DATA TO PROCESS:

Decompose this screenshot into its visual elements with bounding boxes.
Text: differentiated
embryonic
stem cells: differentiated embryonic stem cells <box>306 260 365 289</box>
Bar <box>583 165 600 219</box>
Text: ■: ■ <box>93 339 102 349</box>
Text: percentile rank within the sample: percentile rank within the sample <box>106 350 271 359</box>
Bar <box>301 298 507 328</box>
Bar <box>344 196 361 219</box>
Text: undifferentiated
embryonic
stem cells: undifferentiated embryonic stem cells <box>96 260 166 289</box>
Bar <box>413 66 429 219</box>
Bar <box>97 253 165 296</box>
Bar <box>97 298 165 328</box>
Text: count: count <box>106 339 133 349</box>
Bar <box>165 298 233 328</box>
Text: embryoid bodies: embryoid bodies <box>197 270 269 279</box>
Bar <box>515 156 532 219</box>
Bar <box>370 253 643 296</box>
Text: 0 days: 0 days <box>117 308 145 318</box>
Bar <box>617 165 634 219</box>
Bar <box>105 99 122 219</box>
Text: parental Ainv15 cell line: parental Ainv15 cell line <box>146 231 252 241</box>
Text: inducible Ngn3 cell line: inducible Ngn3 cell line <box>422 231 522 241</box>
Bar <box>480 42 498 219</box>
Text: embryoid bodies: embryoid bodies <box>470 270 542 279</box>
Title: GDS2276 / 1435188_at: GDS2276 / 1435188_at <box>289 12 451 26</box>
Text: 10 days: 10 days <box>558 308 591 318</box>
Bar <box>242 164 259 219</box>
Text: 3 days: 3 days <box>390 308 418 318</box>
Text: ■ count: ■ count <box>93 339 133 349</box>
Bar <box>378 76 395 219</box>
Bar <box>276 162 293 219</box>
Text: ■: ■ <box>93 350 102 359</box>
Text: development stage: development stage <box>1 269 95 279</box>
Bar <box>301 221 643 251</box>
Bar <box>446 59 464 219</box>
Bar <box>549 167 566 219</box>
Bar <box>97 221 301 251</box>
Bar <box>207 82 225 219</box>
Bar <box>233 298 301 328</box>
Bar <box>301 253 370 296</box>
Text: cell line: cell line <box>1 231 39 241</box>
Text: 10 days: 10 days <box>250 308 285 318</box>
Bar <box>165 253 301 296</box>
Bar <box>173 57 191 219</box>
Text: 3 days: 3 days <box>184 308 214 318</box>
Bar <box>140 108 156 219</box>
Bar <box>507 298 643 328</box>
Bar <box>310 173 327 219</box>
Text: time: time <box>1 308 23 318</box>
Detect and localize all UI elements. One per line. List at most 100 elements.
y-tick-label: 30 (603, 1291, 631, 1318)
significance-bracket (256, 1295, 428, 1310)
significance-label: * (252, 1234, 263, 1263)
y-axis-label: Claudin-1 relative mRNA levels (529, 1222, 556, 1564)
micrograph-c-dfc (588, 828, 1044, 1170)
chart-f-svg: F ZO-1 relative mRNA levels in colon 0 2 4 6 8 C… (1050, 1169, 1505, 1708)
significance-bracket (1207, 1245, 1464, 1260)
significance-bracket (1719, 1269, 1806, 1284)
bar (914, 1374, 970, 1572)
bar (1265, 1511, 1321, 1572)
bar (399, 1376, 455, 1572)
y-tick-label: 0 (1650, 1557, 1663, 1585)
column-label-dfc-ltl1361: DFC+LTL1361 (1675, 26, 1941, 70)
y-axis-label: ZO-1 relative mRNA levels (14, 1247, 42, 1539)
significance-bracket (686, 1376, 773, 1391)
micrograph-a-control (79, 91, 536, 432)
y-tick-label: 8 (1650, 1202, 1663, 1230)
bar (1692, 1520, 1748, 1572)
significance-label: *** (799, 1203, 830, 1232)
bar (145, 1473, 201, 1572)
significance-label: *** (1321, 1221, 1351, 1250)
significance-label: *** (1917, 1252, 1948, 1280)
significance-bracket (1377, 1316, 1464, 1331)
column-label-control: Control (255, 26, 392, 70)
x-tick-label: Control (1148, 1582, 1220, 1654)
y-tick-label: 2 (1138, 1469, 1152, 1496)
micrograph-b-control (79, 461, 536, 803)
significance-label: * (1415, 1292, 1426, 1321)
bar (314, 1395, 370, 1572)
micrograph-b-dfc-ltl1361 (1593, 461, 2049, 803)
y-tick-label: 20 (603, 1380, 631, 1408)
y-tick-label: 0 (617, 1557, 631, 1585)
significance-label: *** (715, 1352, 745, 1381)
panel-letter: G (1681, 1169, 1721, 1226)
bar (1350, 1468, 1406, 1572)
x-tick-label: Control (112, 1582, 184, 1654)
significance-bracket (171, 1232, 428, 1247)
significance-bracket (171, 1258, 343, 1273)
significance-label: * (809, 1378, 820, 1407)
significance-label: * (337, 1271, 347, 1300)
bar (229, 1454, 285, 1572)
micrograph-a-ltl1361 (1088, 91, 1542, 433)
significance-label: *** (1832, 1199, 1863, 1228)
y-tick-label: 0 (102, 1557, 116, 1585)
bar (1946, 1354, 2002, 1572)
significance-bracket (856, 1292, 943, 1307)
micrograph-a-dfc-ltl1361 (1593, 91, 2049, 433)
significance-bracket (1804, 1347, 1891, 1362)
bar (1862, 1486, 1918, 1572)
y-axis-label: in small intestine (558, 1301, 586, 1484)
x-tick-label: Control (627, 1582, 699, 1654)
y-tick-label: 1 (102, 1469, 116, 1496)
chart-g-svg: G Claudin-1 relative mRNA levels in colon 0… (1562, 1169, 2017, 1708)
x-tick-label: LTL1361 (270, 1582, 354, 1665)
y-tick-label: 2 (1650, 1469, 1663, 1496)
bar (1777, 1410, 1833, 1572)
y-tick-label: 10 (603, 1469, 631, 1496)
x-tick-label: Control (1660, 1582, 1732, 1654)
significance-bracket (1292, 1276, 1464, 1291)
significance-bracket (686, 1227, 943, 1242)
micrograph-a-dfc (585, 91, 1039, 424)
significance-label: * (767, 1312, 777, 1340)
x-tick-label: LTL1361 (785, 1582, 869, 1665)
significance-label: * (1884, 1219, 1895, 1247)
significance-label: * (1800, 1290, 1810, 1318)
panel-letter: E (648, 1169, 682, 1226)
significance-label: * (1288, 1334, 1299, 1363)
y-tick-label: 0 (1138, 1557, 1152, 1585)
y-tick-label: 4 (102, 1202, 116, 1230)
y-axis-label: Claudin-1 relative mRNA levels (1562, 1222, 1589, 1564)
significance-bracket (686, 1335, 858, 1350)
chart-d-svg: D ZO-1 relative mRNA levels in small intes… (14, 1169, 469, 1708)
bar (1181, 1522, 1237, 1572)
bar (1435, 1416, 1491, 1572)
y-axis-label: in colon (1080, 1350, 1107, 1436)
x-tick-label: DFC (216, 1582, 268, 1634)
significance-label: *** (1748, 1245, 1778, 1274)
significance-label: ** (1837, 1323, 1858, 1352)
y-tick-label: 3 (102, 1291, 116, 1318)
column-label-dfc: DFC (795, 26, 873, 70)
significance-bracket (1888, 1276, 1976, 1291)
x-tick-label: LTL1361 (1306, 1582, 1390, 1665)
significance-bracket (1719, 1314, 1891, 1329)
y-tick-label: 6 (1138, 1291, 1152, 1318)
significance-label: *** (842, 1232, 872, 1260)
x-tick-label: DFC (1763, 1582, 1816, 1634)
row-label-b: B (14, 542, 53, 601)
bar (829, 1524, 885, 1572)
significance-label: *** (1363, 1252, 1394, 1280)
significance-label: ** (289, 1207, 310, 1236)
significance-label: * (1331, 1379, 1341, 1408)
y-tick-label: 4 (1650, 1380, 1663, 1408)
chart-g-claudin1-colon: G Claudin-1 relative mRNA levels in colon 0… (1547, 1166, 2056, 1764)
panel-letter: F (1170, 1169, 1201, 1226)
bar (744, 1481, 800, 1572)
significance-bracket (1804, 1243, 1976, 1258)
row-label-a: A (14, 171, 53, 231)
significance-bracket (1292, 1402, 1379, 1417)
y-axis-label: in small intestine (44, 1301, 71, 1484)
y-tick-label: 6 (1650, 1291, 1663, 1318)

WHAT YOU HAVE TO DO: Check every line in the entries for the word "letter". State how many have it, with no other text.

TASK OUTPUT: 3